Pick out every line in the data below that holds "contributor".
══════
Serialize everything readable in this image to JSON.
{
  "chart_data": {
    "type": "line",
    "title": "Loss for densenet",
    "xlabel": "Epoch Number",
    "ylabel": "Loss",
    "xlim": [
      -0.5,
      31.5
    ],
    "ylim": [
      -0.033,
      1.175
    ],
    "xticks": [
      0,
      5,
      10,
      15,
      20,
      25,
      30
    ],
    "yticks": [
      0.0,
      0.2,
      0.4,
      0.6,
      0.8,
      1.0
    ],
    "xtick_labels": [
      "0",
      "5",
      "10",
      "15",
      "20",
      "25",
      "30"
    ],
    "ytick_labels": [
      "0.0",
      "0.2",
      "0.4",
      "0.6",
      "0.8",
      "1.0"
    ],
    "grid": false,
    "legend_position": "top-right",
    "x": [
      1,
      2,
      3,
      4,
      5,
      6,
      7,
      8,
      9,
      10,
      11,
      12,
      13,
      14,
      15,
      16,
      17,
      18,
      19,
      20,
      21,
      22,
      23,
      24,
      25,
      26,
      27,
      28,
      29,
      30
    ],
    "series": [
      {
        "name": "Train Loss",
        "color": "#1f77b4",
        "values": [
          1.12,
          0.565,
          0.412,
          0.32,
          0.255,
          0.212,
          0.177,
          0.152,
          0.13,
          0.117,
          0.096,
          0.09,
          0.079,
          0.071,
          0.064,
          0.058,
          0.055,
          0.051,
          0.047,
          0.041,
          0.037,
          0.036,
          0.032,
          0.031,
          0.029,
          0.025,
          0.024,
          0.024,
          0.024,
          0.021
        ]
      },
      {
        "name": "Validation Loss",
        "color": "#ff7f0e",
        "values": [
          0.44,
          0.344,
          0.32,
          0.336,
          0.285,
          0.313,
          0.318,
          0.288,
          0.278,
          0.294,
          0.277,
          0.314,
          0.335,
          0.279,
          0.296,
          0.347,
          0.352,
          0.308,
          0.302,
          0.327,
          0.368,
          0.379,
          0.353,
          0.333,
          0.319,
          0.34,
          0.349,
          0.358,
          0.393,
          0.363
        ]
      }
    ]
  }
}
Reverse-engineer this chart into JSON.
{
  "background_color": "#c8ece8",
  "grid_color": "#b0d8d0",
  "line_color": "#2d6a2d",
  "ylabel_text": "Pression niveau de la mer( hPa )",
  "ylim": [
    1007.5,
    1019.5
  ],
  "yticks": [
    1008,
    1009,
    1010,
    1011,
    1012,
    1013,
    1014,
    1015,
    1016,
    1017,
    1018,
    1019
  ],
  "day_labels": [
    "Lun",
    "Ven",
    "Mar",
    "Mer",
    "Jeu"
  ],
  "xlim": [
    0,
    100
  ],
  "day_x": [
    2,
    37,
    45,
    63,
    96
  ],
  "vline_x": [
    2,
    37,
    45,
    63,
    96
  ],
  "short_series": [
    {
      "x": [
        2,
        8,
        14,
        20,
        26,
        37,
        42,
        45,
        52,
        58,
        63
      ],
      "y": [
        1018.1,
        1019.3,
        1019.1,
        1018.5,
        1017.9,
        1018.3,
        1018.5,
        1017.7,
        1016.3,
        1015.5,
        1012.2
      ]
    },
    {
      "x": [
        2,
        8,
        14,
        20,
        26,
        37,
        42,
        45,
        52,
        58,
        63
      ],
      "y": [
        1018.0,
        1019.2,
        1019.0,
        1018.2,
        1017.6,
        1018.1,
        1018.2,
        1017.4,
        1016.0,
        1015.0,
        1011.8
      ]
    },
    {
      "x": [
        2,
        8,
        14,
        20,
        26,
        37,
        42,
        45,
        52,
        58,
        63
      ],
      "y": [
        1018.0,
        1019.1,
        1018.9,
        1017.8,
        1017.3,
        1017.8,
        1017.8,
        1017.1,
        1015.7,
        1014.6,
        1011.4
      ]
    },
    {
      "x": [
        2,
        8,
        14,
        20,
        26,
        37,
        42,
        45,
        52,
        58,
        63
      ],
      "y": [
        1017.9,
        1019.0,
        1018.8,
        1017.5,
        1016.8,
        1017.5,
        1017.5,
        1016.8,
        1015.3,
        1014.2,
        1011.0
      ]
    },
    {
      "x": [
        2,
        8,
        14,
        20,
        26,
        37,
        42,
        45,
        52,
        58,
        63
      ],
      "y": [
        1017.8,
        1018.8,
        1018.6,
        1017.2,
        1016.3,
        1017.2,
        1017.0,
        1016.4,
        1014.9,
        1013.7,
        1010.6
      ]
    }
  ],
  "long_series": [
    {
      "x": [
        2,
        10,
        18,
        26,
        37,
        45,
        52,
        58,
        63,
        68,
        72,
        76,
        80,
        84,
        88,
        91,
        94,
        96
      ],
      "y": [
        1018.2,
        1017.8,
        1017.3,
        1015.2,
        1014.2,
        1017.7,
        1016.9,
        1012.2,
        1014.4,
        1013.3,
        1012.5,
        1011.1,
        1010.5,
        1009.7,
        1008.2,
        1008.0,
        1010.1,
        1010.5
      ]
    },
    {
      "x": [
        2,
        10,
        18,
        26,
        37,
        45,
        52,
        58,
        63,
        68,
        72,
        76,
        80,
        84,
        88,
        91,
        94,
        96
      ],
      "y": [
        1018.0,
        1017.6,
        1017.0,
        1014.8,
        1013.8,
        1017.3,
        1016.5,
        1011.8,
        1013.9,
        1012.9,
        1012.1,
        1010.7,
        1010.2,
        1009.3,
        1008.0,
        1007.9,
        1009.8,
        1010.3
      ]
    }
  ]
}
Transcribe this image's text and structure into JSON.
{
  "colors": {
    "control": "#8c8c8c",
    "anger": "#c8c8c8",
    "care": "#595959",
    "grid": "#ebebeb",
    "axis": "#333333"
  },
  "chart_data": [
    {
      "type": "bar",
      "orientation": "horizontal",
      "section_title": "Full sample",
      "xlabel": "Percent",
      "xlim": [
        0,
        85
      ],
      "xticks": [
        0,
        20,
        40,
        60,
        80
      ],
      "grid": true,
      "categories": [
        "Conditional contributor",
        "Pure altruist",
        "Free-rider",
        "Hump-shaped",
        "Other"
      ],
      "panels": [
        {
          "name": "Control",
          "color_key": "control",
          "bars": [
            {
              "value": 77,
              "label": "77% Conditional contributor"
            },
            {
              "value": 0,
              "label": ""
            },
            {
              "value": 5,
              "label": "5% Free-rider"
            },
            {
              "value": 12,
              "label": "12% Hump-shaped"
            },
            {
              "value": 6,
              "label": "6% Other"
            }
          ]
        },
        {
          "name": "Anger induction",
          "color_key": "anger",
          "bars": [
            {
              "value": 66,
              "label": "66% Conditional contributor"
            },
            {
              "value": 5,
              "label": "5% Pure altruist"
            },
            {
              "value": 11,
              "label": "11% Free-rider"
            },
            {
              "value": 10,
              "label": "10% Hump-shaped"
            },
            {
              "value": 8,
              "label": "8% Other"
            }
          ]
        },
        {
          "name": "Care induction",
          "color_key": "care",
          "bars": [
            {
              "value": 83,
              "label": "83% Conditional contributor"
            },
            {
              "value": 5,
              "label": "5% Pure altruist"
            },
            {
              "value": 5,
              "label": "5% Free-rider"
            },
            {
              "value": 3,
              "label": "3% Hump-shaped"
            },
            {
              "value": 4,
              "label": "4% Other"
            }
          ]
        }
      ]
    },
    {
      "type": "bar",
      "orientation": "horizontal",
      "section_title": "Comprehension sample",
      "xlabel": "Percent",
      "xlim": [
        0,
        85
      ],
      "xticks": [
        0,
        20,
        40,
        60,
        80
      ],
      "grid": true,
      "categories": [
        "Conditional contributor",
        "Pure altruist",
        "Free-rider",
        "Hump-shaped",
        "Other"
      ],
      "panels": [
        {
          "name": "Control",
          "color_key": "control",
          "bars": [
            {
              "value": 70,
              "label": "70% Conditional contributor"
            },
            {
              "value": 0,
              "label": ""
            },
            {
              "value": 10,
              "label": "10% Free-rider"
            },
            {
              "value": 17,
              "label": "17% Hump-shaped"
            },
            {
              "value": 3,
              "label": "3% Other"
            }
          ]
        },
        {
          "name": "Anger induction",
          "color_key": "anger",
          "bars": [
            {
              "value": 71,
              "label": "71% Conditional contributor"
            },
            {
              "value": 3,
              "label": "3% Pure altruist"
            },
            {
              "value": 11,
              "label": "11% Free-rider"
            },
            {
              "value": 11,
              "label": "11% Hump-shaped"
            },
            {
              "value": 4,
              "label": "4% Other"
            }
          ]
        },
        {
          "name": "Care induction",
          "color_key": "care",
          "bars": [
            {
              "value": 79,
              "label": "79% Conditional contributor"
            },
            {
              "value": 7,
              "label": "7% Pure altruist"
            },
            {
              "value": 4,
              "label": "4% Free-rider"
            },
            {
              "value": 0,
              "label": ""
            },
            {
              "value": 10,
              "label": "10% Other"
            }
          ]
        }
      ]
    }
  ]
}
══════
■ **Finished answer**:
        "Conditional contributor",
              "label": "77% Conditional contributor"
              "label": "66% Conditional contributor"
              "label": "83% Conditional contributor"
        "Conditional contributor",
              "label": "70% Conditional contributor"
              "label": "71% Conditional contributor"
              "label": "79% Conditional contributor"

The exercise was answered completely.